_Recorded data_
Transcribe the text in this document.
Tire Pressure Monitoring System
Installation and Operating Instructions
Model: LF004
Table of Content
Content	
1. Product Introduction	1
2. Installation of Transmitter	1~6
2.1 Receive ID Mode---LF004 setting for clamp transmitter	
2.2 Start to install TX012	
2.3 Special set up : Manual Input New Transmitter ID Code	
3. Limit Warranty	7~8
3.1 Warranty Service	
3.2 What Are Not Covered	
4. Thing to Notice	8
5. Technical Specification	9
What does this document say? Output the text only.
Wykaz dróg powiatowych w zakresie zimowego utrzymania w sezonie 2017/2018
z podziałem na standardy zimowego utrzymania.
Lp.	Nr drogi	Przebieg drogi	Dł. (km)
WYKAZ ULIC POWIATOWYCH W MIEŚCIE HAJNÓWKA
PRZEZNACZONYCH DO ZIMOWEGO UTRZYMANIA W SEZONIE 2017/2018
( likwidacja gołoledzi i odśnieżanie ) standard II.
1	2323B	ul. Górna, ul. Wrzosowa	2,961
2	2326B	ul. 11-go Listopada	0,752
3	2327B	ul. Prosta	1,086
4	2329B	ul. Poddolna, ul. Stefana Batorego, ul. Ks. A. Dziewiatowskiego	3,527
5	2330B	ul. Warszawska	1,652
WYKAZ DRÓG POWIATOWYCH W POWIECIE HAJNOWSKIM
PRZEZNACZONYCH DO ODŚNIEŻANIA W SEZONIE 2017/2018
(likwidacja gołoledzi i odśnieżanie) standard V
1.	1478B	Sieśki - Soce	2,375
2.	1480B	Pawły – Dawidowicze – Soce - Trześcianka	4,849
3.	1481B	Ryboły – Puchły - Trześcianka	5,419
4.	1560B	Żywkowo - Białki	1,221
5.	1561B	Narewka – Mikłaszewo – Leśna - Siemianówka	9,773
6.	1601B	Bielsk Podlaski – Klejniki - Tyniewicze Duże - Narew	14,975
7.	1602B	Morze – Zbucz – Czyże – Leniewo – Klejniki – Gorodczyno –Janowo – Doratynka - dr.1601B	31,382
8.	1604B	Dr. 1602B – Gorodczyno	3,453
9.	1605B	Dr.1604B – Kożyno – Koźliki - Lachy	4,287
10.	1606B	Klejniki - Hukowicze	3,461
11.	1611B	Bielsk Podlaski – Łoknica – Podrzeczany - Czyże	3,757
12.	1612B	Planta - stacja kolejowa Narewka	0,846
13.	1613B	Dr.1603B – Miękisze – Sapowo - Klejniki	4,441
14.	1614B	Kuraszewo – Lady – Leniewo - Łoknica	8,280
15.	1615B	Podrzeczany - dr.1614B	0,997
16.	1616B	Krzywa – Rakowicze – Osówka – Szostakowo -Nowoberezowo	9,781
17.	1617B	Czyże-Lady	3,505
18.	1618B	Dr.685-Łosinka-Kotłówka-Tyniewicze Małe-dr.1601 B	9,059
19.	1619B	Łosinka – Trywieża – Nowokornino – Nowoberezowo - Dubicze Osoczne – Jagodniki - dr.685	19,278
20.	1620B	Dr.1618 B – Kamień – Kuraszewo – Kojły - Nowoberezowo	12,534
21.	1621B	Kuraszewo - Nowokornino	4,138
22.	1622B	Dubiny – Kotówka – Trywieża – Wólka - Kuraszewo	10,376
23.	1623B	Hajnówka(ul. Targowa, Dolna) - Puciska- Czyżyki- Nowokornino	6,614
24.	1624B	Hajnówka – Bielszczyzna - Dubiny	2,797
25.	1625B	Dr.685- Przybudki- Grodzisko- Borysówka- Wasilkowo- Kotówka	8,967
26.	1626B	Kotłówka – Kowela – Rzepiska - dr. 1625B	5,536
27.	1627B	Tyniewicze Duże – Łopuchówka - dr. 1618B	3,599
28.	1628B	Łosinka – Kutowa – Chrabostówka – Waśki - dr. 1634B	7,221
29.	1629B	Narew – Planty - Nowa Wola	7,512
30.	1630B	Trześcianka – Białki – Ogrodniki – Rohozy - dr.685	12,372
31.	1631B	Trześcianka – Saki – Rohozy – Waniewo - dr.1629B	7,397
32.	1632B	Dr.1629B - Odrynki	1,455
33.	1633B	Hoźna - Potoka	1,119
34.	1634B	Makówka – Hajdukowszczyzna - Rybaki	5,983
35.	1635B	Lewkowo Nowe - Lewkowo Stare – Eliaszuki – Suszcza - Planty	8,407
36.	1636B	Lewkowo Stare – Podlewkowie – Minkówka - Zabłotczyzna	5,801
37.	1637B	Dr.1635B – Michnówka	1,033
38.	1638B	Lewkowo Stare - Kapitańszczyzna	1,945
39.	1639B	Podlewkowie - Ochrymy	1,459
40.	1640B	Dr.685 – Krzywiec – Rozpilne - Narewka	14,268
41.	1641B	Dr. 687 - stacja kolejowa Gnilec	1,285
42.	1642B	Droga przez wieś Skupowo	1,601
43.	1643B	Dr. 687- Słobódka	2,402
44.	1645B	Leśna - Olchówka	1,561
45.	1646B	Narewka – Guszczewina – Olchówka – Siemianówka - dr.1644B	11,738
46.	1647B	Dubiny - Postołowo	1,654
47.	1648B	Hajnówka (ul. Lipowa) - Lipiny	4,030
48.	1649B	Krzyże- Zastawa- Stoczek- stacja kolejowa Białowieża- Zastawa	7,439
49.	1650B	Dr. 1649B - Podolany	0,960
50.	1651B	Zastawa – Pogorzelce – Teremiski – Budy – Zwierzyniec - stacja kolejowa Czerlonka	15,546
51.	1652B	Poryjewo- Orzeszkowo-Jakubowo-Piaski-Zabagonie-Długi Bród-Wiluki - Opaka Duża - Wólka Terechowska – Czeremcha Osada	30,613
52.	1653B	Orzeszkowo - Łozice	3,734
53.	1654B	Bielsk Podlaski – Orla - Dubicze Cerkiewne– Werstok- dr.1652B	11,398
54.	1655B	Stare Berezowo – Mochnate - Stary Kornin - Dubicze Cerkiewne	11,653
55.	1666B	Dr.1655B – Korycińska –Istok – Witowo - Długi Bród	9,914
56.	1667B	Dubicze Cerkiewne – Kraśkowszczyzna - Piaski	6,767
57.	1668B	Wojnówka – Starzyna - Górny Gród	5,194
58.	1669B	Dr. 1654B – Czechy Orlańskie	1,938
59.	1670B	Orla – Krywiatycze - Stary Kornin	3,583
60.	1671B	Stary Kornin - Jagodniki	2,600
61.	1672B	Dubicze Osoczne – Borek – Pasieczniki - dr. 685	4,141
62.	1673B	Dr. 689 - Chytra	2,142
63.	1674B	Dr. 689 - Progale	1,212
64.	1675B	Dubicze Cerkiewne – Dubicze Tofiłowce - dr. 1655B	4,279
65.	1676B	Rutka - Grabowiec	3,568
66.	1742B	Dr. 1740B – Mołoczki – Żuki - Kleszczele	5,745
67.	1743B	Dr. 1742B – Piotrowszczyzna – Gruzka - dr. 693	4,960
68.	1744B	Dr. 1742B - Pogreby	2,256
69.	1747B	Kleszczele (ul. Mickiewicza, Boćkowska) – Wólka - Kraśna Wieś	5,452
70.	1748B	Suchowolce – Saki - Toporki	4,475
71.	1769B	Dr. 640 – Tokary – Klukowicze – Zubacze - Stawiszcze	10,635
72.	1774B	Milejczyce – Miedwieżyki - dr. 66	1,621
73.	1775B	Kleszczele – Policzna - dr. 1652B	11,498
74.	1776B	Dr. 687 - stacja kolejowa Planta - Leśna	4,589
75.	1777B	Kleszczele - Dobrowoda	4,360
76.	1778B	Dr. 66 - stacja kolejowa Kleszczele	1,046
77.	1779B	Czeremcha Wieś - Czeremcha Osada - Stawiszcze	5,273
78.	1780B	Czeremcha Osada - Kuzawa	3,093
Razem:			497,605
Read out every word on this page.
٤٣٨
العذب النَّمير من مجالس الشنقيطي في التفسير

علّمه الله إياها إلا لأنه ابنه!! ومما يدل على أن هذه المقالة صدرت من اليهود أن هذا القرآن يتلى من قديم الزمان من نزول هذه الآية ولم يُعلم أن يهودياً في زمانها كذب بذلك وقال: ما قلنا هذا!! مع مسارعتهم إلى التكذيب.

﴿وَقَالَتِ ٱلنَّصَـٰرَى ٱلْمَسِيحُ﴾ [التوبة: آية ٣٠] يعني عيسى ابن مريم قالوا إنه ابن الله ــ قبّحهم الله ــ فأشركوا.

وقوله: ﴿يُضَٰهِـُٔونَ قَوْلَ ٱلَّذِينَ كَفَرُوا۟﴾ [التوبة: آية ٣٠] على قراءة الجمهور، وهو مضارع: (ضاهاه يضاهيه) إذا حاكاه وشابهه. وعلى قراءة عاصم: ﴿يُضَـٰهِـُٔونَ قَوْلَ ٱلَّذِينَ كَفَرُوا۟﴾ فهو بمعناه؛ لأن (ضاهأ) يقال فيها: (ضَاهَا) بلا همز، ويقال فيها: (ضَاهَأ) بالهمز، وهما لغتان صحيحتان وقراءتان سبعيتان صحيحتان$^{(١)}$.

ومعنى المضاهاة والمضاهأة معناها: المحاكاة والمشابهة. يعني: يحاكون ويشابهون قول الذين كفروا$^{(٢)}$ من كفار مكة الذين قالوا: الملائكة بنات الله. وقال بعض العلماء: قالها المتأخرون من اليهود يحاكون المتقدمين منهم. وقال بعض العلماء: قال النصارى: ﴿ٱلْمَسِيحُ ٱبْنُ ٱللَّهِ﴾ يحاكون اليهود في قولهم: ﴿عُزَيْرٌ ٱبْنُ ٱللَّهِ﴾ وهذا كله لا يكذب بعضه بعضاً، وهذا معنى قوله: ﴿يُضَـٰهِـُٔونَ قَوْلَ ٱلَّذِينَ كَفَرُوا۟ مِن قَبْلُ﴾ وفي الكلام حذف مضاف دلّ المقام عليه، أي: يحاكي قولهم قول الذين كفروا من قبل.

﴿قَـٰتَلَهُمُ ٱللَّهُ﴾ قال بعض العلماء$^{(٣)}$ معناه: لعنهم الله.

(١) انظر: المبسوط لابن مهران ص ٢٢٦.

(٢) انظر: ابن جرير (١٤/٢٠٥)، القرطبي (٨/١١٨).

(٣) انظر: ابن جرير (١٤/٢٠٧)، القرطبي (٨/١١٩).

_Exercise objective_
Which lines of the material contain the string "Duże"? List each of them.

_Final result_
6.	1601B	Bielsk Podlaski – Klejniki - Tyniewicze Duże - Narew	14,975
27.	1627B	Tyniewicze Duże – Łopuchówka - dr. 1618B	3,599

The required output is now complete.